(Stored dataset items)

Start

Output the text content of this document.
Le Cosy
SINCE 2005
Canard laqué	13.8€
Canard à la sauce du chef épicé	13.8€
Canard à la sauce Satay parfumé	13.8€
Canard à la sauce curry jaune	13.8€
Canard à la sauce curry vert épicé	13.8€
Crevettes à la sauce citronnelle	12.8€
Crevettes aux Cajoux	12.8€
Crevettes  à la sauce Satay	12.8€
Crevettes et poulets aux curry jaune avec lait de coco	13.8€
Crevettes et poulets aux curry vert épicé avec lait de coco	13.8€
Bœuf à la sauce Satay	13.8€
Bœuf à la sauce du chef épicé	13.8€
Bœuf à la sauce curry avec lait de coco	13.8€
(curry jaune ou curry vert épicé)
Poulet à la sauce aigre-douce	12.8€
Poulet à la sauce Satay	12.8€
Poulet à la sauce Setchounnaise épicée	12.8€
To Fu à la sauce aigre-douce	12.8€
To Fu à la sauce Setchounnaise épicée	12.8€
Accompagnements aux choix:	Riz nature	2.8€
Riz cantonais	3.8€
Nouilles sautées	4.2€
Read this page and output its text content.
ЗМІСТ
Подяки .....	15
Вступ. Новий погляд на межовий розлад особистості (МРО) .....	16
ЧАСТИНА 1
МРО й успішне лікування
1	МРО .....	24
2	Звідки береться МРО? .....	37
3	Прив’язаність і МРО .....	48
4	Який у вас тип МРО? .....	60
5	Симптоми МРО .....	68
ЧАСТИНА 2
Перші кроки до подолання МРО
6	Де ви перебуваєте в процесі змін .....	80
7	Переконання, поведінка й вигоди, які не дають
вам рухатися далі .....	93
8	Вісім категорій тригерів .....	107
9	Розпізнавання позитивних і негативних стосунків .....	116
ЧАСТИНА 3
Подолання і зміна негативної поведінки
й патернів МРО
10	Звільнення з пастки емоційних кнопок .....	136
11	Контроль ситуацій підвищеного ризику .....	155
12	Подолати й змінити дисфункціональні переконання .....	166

End

**Work required:**
Copy every line of the records word for word.

**Output for this exercise:**
Output the text content of this document.
Le Cosy
SINCE 2005
Canard laqué	13.8€
Canard à la sauce du chef épicé	13.8€
Canard à la sauce Satay parfumé	13.8€
Canard à la sauce curry jaune	13.8€
Canard à la sauce curry vert épicé	13.8€
Crevettes à la sauce citronnelle	12.8€
Crevettes aux Cajoux	12.8€
Crevettes  à la sauce Satay	12.8€
Crevettes et poulets aux curry jaune avec lait de coco	13.8€
Crevettes et poulets aux curry vert épicé avec lait de coco	13.8€
Bœuf à la sauce Satay	13.8€
Bœuf à la sauce du chef épicé	13.8€
Bœuf à la sauce curry avec lait de coco	13.8€
(curry jaune ou curry vert épicé)
Poulet à la sauce aigre-douce	12.8€
Poulet à la sauce Satay	12.8€
Poulet à la sauce Setchounnaise épicée	12.8€
To Fu à la sauce aigre-douce	12.8€
To Fu à la sauce Setchounnaise épicée	12.8€
Accompagnements aux choix:	Riz nature	2.8€
Riz cantonais	3.8€
Nouilles sautées	4.2€
Read this page and output its text content.
ЗМІСТ
Подяки .....	15
Вступ. Новий погляд на межовий розлад особистості (МРО) .....	16
ЧАСТИНА 1
МРО й успішне лікування
1	МРО .....	24
2	Звідки береться МРО? .....	37
3	Прив’язаність і МРО .....	48
4	Який у вас тип МРО? .....	60
5	Симптоми МРО .....	68
ЧАСТИНА 2
Перші кроки до подолання МРО
6	Де ви перебуваєте в процесі змін .....	80
7	Переконання, поведінка й вигоди, які не дають
вам рухатися далі .....	93
8	Вісім категорій тригерів .....	107
9	Розпізнавання позитивних і негативних стосунків .....	116
ЧАСТИНА 3
Подолання і зміна негативної поведінки
й патернів МРО
10	Звільнення з пастки емоційних кнопок .....	136
11	Контроль ситуацій підвищеного ризику .....	155
12	Подолати й змінити дисфункціональні переконання .....	166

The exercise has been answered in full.